# What you have to do
Copy every line with the string "Modeled" in it.

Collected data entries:
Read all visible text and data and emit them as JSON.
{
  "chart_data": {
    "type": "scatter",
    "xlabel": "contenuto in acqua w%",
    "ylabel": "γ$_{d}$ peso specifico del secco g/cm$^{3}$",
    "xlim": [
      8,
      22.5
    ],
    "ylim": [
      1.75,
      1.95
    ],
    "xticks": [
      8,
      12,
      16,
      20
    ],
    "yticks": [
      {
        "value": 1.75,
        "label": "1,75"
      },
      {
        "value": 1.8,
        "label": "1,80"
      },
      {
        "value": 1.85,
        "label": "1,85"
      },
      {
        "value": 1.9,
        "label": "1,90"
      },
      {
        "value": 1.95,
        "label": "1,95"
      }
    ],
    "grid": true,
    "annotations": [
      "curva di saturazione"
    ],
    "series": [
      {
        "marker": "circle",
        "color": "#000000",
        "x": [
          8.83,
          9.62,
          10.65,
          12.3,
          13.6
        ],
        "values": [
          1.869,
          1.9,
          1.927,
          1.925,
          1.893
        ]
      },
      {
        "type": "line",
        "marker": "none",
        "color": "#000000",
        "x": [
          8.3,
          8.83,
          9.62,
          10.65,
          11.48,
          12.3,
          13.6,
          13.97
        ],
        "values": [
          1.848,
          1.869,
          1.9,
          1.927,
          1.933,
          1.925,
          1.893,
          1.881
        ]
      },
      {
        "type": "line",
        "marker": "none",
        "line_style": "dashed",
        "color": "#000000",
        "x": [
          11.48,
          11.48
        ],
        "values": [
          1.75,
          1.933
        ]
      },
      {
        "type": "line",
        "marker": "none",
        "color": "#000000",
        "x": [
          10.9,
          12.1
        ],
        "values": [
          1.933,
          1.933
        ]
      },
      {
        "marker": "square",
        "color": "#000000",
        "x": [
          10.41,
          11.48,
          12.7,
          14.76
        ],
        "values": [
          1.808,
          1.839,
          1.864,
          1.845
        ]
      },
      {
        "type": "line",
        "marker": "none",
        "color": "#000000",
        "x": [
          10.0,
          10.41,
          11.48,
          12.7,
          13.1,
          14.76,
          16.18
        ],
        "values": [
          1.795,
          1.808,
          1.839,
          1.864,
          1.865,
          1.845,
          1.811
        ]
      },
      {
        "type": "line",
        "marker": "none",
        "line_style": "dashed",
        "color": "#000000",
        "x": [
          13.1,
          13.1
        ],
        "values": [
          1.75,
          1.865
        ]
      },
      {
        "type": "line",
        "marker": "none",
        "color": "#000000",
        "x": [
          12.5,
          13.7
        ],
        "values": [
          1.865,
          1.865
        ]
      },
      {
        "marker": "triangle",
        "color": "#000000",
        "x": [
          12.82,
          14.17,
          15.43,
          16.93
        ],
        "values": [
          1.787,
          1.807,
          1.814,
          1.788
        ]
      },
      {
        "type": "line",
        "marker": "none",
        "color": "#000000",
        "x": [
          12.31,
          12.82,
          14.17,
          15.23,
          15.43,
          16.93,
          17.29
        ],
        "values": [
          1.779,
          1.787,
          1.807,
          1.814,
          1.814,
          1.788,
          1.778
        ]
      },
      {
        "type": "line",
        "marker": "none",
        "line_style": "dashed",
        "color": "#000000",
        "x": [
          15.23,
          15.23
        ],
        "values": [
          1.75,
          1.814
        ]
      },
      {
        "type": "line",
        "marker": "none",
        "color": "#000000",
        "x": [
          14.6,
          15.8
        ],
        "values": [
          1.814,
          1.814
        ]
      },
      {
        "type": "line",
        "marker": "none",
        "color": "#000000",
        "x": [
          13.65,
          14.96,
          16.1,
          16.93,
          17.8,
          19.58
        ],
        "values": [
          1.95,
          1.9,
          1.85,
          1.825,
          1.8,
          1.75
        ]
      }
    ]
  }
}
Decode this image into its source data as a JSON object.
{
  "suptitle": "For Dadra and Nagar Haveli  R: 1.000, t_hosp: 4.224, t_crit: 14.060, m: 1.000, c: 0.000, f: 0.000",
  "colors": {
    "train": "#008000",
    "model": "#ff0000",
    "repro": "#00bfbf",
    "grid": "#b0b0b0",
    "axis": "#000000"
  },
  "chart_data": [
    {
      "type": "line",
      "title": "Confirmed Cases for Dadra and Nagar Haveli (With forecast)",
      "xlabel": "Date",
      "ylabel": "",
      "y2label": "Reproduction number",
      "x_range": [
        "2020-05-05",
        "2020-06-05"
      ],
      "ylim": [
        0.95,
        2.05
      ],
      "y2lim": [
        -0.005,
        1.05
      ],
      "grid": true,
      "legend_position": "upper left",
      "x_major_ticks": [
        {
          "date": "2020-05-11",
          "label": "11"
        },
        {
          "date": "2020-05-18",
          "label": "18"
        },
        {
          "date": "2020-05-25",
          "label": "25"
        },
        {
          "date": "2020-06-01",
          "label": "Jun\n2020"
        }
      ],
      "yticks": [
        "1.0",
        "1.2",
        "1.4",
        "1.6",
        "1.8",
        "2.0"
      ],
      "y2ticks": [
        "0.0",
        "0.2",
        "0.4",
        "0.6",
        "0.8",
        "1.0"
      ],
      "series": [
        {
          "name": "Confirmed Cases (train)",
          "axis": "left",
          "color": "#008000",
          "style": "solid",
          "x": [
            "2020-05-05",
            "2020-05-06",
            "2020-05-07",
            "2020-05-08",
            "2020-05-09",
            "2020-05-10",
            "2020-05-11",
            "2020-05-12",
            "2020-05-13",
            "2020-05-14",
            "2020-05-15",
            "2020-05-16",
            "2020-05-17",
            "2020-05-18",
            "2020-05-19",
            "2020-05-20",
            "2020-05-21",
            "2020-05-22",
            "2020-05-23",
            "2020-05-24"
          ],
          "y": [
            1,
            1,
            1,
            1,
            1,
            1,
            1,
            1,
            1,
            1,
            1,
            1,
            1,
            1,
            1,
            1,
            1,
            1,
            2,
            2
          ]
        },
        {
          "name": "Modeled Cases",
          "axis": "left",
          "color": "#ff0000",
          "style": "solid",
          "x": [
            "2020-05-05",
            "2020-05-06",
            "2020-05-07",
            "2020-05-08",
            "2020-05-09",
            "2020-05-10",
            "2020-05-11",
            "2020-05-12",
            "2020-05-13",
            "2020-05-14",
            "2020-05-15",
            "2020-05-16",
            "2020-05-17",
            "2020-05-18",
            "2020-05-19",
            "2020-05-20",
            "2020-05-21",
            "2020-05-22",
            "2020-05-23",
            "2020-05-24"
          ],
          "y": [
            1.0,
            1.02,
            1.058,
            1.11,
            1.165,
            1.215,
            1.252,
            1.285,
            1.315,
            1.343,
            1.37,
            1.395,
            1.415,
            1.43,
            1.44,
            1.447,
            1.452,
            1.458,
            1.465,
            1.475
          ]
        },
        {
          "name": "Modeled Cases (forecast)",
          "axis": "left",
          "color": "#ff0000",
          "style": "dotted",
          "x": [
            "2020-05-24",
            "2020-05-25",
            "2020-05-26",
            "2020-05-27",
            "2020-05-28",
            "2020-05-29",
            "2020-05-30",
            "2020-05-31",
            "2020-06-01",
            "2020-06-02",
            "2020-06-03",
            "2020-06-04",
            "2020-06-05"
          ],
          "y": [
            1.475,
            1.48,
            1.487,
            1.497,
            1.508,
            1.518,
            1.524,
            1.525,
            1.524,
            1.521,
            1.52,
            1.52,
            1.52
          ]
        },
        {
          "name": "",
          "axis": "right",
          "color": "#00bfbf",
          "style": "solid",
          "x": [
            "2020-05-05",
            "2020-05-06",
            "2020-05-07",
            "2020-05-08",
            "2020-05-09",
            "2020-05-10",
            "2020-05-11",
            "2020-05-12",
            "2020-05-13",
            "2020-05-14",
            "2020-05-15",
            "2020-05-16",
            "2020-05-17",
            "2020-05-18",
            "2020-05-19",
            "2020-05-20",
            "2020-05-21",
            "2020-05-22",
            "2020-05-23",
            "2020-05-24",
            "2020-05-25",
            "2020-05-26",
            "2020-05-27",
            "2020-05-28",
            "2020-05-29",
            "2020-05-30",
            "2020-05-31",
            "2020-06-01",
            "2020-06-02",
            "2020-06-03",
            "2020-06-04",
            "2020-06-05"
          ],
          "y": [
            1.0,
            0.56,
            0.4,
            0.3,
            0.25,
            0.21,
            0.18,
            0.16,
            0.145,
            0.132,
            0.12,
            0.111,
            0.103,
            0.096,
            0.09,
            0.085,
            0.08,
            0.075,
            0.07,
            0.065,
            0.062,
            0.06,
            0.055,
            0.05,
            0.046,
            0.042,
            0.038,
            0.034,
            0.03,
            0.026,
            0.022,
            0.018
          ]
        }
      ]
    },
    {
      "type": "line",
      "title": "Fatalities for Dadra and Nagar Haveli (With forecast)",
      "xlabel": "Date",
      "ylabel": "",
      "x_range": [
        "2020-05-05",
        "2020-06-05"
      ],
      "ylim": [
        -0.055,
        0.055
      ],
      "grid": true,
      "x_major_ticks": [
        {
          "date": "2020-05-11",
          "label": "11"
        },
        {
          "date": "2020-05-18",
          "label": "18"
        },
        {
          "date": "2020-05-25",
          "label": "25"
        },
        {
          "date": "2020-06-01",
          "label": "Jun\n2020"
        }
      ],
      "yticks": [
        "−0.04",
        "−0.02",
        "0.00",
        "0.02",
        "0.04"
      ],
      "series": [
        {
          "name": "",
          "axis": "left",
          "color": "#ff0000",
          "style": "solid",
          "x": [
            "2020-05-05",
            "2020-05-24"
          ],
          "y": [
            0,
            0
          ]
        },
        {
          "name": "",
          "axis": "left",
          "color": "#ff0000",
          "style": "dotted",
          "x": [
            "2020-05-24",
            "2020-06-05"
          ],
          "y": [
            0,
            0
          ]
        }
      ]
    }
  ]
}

# Solution to this task
          "name": "Modeled Cases",
          "name": "Modeled Cases (forecast)",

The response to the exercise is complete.